◆ Aim
Find the string "letter" in the listing and report every line that has it.

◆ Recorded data
◇ ◇ ◇

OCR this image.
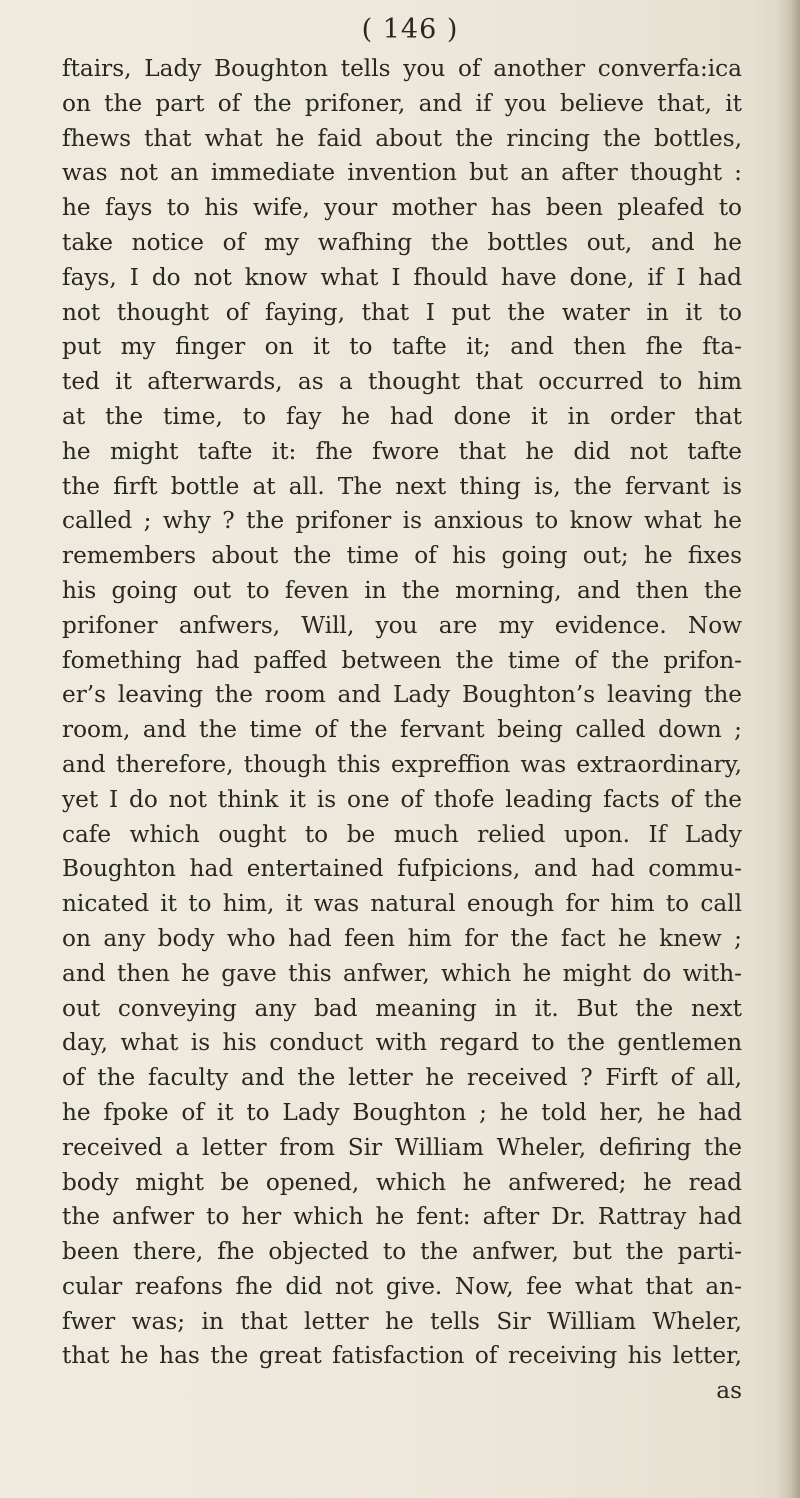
( 146 )
ftairs, Lady Boughton tells you of another converfa:ica
on the part of the prifoner, and if you believe that, it
fhews that what he faid about the rincing the bottles,
was not an immediate invention but an after thought :
he fays to his wife, your mother has been pleafed to
take notice of my wafhing the bottles out, and he
fays, I do not know what I fhould have done, if I had
not thought of faying, that I put the water in it to
put my finger on it to tafte it; and then fhe fta-
ted it afterwards, as a thought that occurred to him
at the time, to fay he had done it in order that
he might tafte it: fhe fwore that he did not tafte
the firft bottle at all. The next thing is, the fervant is
called ; why ? the prifoner is anxious to know what he
remembers about the time of his going out; he fixes
his going out to feven in the morning, and then the
prifoner anfwers, Will, you are my evidence. Now
fomething had paffed between the time of the prifon-
er’s leaving the room and Lady Boughton’s leaving the
room, and the time of the fervant being called down ;
and therefore, though this expreffion was extraordinary,
yet I do not think it is one of thofe leading facts of the
cafe which ought to be much relied upon. If Lady
Boughton had entertained fufpicions, and had commu-
nicated it to him, it was natural enough for him to call
on any body who had feen him for the fact he knew ;
and then he gave this anfwer, which he might do with-
out conveying any bad meaning in it. But the next
day, what is his conduct with regard to the gentlemen
of the faculty and the letter he received ? Firft of all,
he fpoke of it to Lady Boughton ; he told her, he had
received a letter from Sir William Wheler, defiring the
body might be opened, which he anfwered; he read
the anfwer to her which he fent: after Dr. Rattray had
been there, fhe objected to the anfwer, but the parti-
cular reafons fhe did not give. Now, fee what that an-
fwer was; in that letter he tells Sir William Wheler,
that he has the great fatisfaction of receiving his letter,
as
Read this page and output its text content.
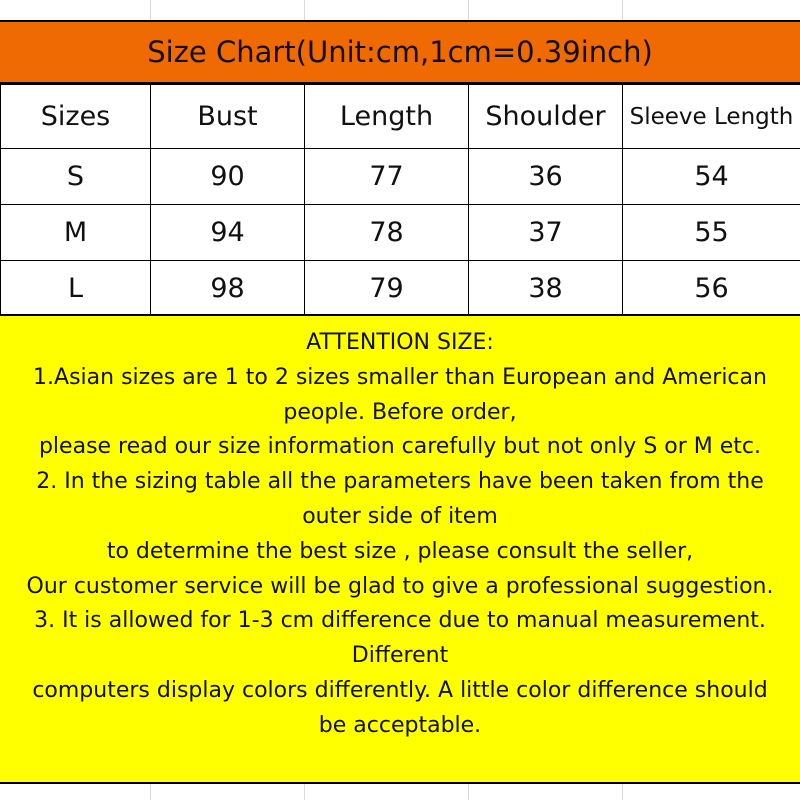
Size Chart(Unit:cm,1cm=0.39inch)
Sizes	Bust	Length	Shoulder	Sleeve Length
S	90	77	36	54
M	94	78	37	55
L	98	79	38	56

ATTENTION SIZE:

1.Asian sizes are 1 to 2 sizes smaller than European and American

people. Before order,

please read our size information carefully but not only S or M etc.

2. In the sizing table all the parameters have been taken from the

outer side of item

to determine the best size , please consult the seller,

Our customer service will be glad to give a professional suggestion.

3. It is allowed for 1-3 cm difference due to manual measurement.

Different

computers display colors differently. A little color difference should

be acceptable.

◇ ◇ ◇

◆ Finished answer
of the faculty and the letter he received ? Firft of all,
received a letter from Sir William Wheler, defiring the
fwer was; in that letter he tells Sir William Wheler,
that he has the great fatisfaction of receiving his letter,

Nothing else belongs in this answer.